→ Set task:
Pick out each line containing the string "Inside".

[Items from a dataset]

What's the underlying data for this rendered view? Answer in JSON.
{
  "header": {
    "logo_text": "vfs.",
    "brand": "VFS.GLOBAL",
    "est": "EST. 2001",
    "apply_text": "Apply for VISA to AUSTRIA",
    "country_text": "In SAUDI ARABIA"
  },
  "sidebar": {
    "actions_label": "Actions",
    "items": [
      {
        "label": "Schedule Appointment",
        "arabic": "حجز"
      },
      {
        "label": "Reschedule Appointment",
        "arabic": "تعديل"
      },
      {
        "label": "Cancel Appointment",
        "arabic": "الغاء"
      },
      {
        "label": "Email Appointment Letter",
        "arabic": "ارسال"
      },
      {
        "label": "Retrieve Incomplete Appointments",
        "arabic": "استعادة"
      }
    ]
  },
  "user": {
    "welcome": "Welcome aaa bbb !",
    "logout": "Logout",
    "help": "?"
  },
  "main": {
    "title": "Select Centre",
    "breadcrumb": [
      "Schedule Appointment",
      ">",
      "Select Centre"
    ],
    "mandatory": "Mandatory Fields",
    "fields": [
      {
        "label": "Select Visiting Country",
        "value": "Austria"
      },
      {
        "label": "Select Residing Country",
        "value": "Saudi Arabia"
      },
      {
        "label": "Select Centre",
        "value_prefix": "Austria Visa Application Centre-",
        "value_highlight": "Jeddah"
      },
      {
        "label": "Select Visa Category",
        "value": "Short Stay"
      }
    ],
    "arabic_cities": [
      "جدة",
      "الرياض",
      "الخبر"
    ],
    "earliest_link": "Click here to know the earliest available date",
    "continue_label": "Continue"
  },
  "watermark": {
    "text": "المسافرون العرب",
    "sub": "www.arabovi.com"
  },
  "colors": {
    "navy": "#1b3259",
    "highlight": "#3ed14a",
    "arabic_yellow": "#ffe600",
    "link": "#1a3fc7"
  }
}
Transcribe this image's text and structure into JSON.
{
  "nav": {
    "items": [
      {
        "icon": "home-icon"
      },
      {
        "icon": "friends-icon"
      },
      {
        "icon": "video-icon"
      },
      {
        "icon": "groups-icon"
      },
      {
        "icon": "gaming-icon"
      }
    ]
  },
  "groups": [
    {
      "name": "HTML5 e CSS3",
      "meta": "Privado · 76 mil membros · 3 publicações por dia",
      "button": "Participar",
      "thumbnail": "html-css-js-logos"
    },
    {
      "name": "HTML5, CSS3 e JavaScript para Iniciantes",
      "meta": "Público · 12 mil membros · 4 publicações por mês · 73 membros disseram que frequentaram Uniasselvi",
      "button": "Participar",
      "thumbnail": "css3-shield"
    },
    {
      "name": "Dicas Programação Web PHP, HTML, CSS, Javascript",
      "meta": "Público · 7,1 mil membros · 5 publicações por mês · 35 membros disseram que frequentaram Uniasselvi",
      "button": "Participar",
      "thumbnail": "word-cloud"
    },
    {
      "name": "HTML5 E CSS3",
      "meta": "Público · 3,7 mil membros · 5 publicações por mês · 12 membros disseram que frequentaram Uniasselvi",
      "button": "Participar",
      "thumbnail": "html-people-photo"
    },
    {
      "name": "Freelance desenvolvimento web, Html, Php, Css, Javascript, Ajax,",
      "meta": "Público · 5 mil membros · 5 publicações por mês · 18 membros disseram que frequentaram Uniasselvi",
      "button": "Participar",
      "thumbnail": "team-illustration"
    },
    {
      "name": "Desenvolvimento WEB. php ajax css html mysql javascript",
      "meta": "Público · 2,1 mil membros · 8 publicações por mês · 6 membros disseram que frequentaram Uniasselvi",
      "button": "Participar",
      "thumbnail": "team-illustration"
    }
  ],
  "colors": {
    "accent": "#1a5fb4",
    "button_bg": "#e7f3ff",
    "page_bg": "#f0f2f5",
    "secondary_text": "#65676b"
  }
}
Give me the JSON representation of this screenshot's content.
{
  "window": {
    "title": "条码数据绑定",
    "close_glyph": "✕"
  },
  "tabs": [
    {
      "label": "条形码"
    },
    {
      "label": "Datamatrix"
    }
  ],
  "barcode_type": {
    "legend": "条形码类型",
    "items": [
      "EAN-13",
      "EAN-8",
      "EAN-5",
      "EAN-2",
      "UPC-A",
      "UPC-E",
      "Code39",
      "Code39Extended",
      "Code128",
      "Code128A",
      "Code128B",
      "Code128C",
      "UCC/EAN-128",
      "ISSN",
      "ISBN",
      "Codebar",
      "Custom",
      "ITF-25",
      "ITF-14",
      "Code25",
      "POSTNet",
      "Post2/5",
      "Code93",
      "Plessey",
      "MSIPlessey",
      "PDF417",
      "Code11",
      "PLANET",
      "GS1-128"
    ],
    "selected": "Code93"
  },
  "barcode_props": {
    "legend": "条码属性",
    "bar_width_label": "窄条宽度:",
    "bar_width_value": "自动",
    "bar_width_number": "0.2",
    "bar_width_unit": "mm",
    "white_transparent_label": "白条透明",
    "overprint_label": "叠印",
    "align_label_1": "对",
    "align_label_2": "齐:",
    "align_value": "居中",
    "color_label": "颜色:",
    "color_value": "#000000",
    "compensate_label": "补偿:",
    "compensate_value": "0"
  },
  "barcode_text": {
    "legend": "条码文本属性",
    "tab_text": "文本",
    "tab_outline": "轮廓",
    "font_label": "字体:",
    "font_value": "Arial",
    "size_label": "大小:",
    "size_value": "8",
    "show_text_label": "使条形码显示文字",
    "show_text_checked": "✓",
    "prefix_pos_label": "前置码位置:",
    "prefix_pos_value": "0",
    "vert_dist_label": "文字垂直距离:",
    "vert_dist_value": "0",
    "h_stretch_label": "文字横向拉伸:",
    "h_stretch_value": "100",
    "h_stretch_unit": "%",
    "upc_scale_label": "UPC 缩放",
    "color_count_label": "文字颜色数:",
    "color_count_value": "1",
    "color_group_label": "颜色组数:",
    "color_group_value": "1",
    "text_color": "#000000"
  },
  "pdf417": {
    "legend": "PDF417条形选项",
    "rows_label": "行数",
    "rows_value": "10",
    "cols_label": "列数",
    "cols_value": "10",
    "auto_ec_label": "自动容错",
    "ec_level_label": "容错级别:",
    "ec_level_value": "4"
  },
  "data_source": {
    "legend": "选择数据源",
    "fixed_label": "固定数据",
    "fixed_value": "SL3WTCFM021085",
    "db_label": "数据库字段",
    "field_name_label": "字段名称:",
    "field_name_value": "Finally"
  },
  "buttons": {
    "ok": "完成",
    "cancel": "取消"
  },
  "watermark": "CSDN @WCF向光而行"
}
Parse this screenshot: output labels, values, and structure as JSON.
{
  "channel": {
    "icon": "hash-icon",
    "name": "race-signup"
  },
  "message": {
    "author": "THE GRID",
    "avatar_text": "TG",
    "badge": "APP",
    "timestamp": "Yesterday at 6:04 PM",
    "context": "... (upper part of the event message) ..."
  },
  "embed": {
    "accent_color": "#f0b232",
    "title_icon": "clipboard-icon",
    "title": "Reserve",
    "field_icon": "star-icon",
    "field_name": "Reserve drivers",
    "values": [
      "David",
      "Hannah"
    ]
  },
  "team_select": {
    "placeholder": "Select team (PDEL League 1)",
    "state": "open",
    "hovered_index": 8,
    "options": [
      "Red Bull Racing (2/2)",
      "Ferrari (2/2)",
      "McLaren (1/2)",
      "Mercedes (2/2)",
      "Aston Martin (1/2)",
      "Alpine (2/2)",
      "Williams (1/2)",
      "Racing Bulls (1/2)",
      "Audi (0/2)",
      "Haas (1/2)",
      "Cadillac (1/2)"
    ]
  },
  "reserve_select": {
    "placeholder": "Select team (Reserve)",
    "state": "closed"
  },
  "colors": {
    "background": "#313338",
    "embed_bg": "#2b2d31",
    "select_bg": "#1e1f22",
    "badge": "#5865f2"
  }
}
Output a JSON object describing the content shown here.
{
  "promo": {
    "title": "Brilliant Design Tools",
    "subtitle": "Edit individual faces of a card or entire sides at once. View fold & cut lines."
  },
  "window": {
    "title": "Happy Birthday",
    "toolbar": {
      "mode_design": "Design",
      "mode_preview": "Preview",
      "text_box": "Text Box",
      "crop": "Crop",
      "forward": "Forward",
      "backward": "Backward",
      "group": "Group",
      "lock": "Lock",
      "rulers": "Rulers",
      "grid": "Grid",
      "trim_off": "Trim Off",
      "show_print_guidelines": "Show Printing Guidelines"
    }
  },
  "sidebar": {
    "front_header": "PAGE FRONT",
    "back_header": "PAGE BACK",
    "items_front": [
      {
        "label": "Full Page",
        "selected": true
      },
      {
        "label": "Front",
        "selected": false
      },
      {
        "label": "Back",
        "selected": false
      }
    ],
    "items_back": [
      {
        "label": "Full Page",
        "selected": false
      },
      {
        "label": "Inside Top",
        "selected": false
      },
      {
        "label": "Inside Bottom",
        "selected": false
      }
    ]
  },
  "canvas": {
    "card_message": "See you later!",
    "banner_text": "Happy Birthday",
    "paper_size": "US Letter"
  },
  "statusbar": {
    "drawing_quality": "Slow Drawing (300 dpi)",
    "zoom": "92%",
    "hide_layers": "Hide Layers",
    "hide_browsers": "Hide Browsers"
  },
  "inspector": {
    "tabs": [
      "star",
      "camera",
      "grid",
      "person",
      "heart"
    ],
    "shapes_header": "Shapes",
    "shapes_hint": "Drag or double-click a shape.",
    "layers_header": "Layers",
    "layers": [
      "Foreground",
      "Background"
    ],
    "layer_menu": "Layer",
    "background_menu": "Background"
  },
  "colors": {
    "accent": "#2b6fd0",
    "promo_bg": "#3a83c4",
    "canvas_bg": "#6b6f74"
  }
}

→ Output below:
        "label": "Inside Top",
        "label": "Inside Bottom",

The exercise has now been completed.